WHAT NEEDS TO BE DONE:
Give the number of lines below that contain "name", with no other output.

(Records from a collection of figures)
──────────────────────────────

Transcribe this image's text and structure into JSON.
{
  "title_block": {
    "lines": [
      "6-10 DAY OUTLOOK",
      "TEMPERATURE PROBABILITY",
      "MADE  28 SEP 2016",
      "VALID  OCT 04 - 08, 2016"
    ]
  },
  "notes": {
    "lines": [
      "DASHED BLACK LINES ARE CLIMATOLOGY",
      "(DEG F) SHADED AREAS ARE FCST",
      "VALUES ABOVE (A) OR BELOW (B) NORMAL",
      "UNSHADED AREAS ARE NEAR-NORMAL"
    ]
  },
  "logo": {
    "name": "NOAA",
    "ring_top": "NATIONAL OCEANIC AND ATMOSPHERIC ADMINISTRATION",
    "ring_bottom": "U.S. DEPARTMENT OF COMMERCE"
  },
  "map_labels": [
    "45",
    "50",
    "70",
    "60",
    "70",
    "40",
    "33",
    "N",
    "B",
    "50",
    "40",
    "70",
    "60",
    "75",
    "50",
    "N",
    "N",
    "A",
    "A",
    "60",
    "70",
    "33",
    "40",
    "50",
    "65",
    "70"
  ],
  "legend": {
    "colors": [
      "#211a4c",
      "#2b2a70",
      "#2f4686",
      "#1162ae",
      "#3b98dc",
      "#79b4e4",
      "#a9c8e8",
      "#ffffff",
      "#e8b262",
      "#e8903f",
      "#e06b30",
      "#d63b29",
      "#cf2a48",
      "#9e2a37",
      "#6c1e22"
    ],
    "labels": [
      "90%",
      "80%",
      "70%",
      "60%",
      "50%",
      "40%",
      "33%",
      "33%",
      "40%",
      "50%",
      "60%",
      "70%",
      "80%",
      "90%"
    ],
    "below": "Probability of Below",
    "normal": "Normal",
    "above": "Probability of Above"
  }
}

──────────────────────────────

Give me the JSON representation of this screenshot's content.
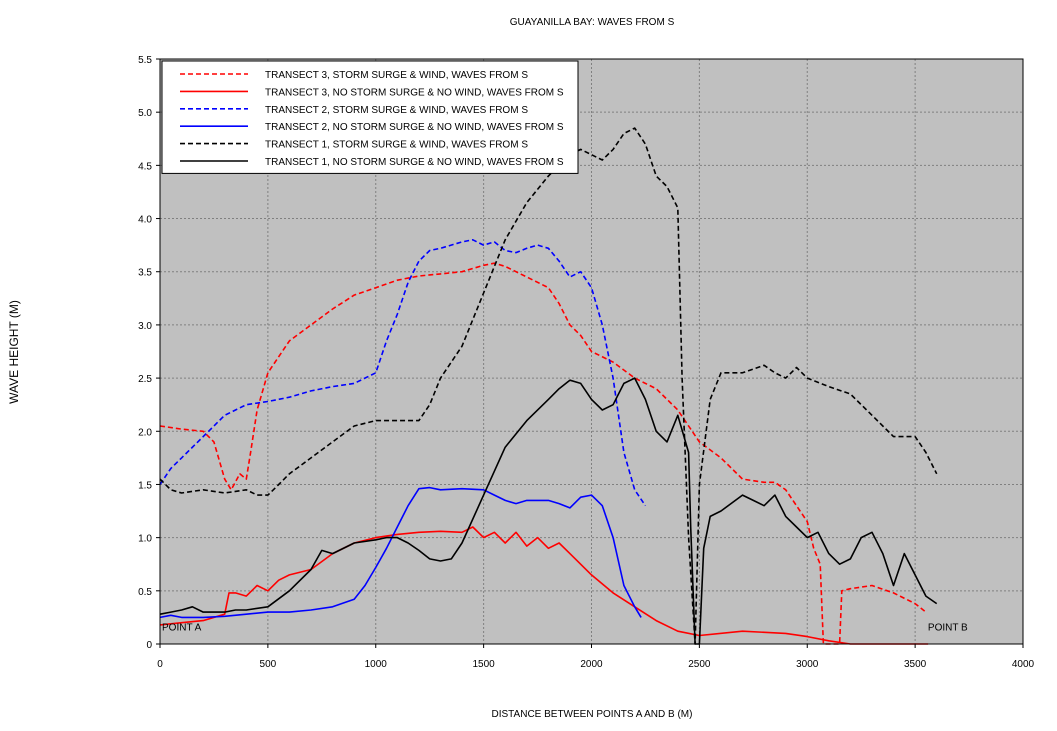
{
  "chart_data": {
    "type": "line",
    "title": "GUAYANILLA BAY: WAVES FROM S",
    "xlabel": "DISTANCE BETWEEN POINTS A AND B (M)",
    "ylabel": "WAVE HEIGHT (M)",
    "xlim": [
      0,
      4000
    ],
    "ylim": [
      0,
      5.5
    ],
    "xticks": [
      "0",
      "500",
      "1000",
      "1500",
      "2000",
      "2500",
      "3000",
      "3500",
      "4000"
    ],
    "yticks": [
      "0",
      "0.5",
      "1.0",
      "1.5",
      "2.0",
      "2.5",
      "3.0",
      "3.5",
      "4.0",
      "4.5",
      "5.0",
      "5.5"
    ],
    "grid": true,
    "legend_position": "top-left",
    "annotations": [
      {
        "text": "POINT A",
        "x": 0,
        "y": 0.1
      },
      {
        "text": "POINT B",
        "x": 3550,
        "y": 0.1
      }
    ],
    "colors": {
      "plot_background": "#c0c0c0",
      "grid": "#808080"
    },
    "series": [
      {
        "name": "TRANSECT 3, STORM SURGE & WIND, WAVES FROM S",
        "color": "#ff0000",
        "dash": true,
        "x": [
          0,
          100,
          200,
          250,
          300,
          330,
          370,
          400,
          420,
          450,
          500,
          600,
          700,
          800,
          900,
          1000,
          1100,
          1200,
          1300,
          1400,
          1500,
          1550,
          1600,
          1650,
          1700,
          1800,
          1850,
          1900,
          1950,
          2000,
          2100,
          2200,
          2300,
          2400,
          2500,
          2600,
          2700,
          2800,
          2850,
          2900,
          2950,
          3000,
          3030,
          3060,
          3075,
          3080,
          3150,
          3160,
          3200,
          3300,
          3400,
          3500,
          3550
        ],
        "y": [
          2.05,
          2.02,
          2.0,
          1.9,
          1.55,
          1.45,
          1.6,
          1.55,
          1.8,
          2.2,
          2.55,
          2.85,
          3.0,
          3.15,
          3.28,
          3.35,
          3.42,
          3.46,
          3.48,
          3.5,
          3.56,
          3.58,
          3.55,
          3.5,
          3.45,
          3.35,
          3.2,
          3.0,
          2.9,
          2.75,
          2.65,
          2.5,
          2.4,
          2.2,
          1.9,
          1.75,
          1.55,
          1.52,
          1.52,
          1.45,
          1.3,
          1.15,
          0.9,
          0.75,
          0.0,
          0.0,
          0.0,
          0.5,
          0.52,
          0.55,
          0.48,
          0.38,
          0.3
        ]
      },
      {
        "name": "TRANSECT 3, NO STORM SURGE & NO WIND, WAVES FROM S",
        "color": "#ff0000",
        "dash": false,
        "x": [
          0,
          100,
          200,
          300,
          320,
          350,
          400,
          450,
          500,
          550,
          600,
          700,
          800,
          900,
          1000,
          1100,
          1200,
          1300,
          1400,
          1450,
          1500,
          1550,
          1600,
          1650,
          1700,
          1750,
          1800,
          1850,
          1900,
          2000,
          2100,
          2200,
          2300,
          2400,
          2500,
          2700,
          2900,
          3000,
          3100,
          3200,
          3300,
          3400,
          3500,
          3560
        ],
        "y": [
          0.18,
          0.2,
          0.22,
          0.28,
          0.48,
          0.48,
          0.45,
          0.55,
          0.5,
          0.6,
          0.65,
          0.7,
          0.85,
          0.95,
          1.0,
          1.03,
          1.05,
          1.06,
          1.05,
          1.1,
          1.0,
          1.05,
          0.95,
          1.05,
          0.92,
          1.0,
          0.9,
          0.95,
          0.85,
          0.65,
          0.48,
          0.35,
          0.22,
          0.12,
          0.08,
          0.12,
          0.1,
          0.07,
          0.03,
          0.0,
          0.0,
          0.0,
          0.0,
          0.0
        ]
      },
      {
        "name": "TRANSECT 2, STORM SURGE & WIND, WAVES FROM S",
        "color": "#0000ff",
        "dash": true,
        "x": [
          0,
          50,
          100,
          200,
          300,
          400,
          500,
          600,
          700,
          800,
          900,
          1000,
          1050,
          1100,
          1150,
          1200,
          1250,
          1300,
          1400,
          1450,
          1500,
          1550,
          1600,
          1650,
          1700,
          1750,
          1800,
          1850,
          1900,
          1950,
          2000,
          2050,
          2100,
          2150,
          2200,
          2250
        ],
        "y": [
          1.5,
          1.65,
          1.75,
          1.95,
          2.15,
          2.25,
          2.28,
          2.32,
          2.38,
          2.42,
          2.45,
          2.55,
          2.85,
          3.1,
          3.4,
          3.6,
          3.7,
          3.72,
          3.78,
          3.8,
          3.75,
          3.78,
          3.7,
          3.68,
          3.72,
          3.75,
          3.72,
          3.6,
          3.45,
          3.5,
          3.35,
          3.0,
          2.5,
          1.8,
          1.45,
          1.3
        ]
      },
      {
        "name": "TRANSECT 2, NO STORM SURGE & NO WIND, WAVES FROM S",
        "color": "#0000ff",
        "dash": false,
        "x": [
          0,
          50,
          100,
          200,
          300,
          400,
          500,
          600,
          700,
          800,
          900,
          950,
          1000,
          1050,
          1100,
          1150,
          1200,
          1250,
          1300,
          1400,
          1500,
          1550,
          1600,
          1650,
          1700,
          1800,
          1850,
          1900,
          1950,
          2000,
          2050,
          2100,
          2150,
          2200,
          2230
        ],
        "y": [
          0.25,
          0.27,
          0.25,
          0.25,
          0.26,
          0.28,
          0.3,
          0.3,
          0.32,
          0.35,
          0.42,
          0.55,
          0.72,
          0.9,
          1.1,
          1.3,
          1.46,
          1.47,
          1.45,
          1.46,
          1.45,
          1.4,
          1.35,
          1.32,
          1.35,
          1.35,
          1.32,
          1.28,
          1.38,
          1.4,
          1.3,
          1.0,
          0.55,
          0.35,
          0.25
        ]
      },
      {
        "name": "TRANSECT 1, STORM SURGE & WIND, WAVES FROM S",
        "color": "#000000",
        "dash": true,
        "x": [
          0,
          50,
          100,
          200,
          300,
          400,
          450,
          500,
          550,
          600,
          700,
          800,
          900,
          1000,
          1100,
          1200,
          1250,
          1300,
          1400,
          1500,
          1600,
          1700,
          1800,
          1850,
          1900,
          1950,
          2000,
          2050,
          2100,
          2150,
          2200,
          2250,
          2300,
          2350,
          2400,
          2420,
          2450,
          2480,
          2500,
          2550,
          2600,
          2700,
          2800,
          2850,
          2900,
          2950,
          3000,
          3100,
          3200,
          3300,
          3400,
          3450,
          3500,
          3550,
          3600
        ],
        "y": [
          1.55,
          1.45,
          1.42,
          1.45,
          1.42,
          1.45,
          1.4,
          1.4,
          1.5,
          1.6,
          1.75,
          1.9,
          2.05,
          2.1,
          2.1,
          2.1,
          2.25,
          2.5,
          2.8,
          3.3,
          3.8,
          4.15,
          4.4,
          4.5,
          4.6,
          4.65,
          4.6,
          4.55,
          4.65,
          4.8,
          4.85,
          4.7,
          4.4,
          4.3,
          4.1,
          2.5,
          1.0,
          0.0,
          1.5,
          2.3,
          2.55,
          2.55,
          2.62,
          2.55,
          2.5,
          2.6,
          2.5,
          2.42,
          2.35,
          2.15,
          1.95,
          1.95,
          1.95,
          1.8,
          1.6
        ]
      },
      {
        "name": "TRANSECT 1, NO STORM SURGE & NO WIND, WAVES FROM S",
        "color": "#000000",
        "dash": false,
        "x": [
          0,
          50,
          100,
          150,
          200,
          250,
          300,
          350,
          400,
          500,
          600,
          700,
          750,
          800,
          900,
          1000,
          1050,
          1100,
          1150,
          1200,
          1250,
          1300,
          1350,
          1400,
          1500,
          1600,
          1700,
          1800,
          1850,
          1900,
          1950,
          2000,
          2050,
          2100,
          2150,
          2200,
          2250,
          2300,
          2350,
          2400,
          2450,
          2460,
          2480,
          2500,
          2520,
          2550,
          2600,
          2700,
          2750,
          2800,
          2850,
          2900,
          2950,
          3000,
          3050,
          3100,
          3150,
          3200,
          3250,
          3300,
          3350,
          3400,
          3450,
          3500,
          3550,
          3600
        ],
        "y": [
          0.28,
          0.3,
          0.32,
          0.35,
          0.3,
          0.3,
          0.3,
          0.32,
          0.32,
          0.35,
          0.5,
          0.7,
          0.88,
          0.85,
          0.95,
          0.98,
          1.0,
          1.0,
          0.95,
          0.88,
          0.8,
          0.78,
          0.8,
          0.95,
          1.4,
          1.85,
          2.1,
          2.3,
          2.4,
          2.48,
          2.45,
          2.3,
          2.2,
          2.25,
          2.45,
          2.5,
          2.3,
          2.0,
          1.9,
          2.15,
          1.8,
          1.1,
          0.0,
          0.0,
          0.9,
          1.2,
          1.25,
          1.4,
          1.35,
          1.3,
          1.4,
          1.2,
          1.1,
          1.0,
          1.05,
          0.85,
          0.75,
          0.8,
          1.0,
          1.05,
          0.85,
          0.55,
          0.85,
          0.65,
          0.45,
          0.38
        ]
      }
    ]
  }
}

──────────────────────────────

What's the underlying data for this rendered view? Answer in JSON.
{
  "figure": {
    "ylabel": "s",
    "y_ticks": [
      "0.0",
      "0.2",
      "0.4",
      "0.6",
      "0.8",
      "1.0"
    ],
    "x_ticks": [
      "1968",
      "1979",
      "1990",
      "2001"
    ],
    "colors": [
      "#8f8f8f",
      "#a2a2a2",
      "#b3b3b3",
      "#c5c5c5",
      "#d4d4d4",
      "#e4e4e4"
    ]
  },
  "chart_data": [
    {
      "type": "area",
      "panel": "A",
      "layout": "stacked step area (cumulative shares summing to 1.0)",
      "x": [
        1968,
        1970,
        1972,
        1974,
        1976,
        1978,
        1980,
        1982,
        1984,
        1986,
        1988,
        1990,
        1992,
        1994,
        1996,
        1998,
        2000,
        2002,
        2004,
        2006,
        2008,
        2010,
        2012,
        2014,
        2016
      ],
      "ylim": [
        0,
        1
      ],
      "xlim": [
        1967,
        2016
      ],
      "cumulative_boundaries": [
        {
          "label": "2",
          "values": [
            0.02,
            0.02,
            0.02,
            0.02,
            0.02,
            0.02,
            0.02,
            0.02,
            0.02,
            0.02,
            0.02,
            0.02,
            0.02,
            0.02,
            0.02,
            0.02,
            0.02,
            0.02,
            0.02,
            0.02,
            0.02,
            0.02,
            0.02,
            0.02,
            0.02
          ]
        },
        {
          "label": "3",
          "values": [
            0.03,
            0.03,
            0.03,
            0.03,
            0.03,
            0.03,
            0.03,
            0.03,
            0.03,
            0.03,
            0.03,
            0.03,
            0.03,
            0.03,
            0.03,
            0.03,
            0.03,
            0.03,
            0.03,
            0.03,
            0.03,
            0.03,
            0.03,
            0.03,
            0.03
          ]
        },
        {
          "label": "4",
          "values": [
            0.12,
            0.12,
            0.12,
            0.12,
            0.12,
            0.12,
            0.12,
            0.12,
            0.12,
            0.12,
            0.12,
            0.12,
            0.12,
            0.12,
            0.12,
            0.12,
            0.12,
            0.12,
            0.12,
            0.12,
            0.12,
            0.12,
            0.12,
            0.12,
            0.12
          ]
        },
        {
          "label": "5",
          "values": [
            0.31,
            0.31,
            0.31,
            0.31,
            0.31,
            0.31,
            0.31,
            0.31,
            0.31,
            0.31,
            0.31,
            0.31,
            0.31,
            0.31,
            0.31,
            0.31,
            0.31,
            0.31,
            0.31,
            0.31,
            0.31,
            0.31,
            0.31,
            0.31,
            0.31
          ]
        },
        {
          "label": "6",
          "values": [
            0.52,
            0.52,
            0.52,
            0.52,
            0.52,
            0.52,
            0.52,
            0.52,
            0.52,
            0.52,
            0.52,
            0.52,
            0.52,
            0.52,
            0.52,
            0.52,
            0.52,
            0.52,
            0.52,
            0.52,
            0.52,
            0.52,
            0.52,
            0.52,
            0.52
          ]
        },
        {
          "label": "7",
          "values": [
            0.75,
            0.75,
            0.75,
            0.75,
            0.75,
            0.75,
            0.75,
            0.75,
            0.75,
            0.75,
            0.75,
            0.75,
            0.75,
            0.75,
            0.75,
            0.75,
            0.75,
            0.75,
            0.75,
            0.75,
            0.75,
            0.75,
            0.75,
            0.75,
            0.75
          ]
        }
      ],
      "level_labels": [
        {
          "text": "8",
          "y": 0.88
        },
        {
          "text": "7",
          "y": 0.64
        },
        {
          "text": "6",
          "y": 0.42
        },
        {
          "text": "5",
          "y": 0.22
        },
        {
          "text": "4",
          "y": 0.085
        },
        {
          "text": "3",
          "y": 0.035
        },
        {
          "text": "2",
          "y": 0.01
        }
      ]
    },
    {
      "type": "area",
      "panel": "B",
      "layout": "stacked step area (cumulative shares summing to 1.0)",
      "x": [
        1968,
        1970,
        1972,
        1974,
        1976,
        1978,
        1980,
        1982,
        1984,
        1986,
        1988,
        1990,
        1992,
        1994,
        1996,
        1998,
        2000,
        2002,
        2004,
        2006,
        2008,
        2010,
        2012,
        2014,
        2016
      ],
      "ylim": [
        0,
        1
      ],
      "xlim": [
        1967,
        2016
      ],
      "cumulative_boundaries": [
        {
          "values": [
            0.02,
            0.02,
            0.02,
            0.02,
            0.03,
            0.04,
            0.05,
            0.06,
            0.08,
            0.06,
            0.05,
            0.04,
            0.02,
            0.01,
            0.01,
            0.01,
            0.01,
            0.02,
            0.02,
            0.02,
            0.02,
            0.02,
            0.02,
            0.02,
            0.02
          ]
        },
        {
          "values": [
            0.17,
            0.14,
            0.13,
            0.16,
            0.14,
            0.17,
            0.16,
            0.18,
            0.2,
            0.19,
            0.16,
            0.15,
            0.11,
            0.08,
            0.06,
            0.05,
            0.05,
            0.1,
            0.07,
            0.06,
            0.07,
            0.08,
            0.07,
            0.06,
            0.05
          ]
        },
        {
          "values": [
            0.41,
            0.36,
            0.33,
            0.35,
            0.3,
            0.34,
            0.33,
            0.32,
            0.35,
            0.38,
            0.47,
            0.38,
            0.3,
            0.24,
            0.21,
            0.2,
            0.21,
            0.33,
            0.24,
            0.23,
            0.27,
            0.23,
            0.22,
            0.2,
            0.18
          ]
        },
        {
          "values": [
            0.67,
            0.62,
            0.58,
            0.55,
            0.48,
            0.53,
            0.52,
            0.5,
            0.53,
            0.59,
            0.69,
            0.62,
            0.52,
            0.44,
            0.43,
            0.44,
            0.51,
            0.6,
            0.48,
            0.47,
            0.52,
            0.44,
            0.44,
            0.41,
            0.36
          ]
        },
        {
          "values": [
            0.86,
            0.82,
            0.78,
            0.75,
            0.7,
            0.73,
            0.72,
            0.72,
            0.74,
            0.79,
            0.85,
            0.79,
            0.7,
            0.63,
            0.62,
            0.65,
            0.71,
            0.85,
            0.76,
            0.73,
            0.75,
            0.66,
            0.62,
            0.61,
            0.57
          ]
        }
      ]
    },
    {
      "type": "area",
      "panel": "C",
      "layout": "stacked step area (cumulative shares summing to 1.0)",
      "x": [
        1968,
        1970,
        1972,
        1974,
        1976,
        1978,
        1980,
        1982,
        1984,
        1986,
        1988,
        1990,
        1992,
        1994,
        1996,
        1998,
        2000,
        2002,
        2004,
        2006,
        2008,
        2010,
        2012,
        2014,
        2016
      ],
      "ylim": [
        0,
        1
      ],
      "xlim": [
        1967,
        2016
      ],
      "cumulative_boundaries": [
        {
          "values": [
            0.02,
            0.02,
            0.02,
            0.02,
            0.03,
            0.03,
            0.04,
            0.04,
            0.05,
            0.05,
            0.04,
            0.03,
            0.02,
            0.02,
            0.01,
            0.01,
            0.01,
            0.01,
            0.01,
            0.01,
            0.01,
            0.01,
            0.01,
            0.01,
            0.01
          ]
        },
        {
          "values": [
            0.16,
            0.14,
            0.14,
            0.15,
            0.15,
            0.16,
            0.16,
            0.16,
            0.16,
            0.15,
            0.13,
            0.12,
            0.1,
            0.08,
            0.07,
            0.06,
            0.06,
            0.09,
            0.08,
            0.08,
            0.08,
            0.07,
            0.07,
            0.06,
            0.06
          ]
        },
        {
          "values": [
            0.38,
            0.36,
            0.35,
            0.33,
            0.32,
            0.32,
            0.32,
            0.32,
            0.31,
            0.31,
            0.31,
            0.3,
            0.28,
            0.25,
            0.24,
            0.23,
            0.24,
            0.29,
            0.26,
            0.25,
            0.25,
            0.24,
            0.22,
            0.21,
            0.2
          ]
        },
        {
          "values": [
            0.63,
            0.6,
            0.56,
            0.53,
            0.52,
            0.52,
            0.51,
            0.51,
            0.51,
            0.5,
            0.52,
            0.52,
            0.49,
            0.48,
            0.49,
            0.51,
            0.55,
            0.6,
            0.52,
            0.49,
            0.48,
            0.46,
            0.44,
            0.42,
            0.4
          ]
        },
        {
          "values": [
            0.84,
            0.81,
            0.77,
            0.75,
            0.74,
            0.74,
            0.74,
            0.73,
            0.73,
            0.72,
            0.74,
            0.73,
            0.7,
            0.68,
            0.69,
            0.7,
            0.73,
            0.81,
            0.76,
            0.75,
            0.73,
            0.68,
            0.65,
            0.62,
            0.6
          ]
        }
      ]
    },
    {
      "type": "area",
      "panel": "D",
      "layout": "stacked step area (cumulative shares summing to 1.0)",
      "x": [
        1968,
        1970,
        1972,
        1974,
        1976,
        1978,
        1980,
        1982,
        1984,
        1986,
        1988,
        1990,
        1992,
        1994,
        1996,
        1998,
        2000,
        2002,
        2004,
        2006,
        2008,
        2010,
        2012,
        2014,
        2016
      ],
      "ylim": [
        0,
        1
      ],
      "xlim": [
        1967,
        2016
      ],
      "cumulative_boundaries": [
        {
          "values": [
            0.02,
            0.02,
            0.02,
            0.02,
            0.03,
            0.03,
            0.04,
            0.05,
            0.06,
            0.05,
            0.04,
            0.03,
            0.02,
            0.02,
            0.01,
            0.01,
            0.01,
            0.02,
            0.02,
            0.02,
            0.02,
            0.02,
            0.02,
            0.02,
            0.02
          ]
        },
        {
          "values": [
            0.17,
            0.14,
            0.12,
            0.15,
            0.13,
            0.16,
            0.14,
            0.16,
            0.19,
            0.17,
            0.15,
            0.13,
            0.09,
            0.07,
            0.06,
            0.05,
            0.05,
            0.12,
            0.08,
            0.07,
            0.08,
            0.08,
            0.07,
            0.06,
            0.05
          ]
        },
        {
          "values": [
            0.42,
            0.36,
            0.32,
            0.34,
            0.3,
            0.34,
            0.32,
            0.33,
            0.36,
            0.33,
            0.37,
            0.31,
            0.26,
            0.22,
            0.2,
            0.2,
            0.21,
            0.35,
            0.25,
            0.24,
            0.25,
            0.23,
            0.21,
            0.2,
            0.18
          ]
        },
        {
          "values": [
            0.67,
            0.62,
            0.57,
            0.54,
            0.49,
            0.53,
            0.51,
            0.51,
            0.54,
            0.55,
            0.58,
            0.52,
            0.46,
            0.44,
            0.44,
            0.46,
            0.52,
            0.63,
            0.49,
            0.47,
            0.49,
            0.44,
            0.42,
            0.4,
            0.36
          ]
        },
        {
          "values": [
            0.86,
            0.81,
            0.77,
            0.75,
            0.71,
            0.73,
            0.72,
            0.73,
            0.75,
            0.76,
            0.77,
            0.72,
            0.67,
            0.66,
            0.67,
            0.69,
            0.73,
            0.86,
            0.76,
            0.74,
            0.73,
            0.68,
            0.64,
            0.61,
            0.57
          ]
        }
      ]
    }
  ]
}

──────────────────────────────

TASK OUTPUT:
7